◆ SHORT EXERCISE:
Below are some records. Pull every line that contains the word "page".

◆ RECORDS PROVIDED:
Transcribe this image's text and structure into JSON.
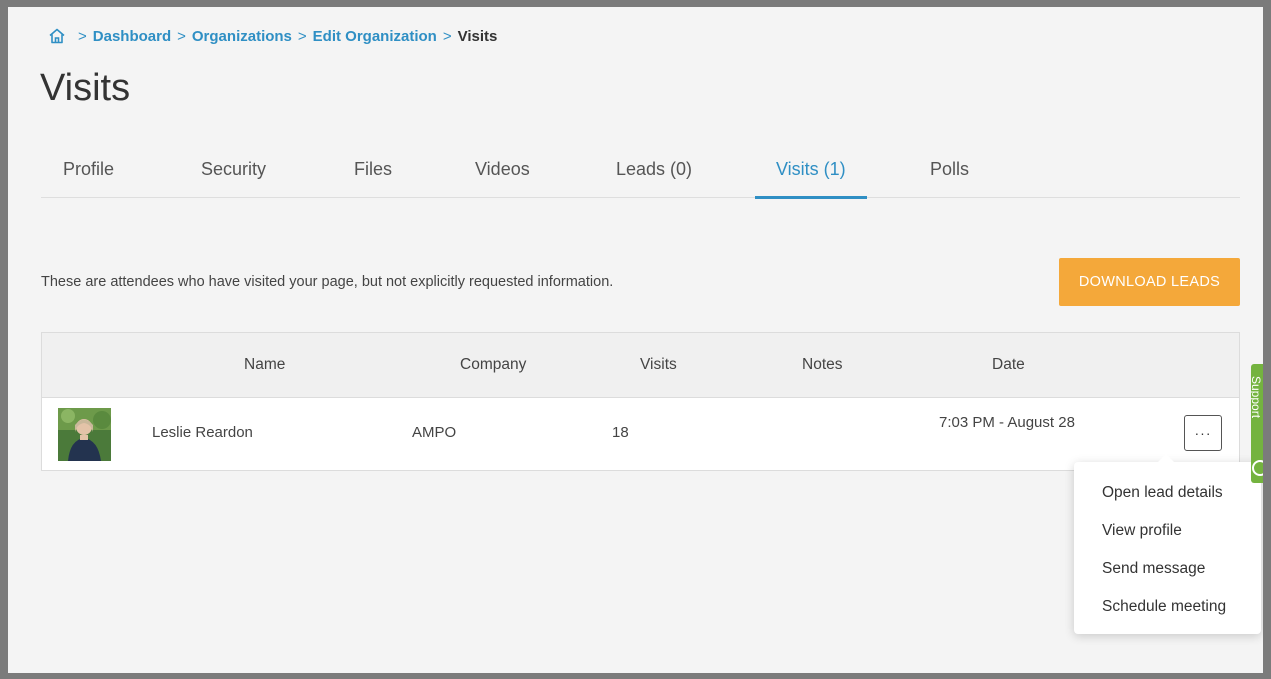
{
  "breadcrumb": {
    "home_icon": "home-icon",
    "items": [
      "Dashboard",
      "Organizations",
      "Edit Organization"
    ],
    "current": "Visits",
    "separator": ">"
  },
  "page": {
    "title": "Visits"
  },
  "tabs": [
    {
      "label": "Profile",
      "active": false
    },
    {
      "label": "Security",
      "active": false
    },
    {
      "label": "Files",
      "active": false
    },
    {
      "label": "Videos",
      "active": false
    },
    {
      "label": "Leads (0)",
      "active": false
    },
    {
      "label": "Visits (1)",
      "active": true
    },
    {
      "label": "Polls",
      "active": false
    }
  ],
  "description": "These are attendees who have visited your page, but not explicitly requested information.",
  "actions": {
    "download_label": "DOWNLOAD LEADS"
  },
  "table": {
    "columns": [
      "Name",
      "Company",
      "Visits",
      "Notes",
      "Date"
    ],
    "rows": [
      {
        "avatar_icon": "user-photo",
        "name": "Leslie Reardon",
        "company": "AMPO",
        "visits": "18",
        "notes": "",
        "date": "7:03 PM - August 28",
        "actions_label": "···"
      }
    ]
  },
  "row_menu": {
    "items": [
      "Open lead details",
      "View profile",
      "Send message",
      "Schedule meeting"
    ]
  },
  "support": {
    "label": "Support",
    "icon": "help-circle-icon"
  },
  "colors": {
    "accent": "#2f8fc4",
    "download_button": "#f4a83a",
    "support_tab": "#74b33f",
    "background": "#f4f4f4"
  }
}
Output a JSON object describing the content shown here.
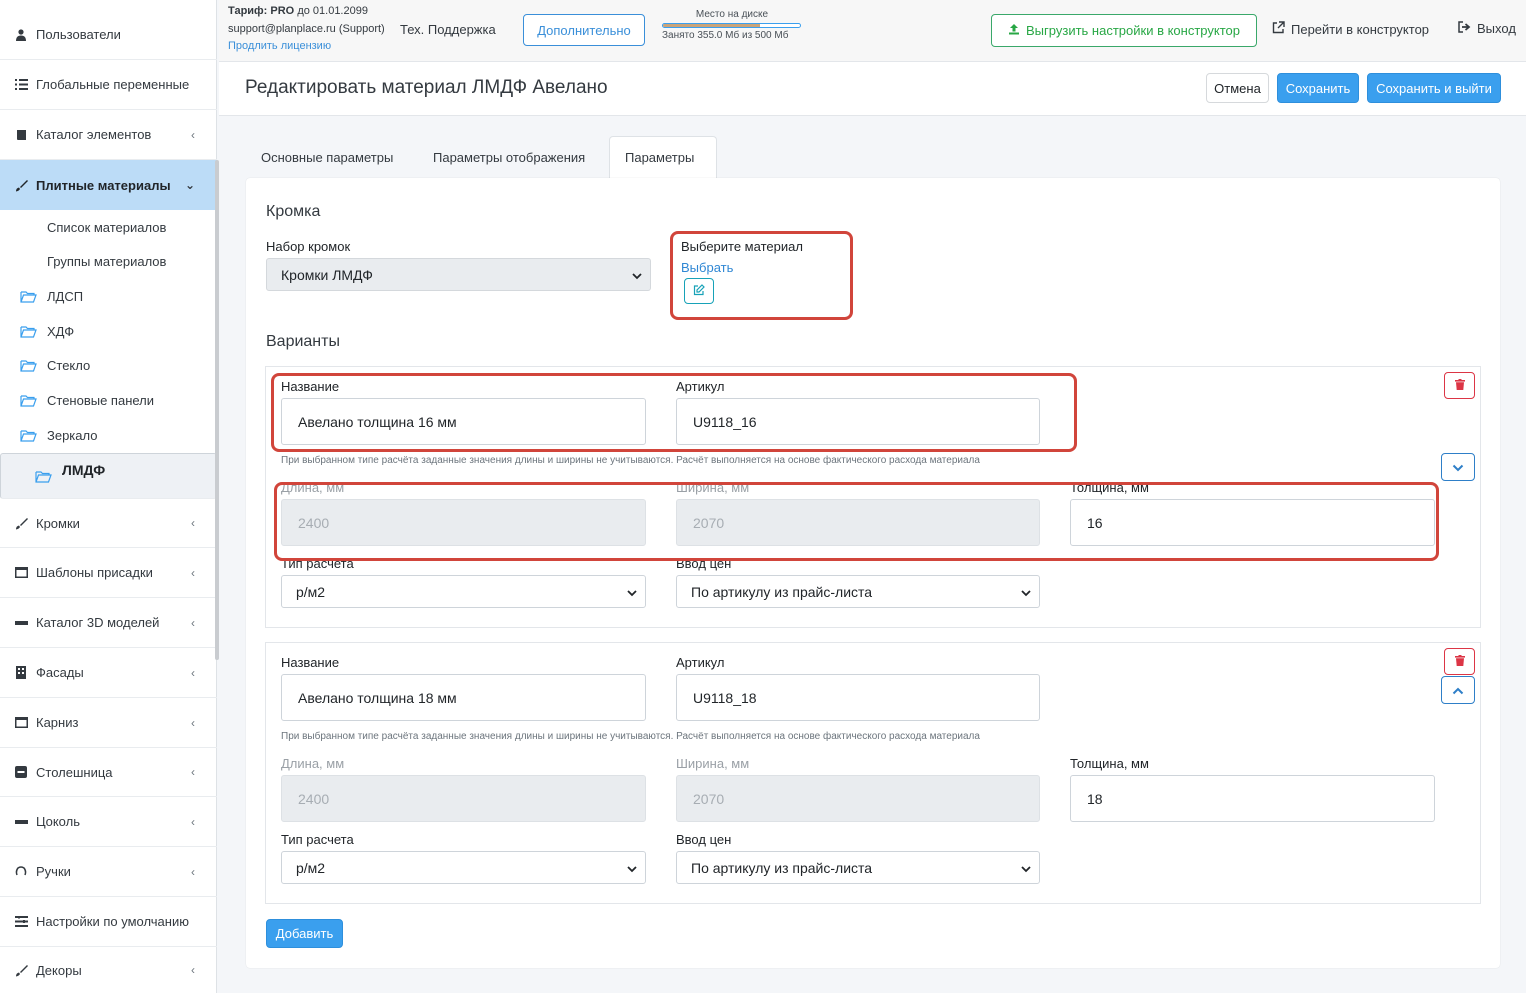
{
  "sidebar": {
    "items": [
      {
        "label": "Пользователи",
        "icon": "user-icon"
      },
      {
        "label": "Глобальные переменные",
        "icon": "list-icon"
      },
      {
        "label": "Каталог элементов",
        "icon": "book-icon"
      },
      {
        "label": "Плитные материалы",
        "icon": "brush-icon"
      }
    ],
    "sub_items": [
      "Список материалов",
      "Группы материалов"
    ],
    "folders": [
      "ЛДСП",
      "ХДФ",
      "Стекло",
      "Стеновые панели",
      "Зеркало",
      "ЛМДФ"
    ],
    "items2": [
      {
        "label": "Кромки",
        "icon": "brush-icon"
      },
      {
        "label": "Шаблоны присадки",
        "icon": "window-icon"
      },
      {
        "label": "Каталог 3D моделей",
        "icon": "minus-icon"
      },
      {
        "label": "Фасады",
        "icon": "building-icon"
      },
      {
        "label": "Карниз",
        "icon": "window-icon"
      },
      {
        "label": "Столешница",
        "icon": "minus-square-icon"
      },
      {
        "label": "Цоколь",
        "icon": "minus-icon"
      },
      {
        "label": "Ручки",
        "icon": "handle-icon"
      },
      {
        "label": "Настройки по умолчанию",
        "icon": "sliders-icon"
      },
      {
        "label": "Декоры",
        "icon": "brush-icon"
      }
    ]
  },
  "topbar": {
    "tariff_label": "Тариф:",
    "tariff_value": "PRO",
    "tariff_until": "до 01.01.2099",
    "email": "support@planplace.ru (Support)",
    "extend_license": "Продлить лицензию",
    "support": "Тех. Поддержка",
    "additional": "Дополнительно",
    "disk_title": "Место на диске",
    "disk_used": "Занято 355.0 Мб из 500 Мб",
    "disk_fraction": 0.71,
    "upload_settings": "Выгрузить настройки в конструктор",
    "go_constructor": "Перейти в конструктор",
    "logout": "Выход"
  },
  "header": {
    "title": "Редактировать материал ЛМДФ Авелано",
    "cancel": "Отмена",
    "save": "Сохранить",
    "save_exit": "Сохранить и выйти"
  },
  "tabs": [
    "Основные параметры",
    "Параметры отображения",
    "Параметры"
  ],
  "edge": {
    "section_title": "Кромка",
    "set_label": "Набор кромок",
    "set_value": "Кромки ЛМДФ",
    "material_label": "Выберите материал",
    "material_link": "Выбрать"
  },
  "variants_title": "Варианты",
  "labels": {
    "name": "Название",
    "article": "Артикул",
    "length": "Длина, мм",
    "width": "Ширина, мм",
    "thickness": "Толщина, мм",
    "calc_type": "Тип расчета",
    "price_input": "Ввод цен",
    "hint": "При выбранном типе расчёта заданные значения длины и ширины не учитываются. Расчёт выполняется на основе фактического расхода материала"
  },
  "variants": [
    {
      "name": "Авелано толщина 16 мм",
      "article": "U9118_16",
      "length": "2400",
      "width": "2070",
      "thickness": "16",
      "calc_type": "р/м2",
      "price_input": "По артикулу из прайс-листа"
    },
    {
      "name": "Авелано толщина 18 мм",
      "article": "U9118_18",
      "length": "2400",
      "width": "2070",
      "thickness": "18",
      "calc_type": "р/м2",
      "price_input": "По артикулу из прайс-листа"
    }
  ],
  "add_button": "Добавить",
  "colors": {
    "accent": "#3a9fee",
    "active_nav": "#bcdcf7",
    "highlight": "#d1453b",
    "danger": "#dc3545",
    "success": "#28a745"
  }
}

◆ REPLY:
  "page": {
  "description": "These are attendees who have visited your page, but not explicitly requested information.",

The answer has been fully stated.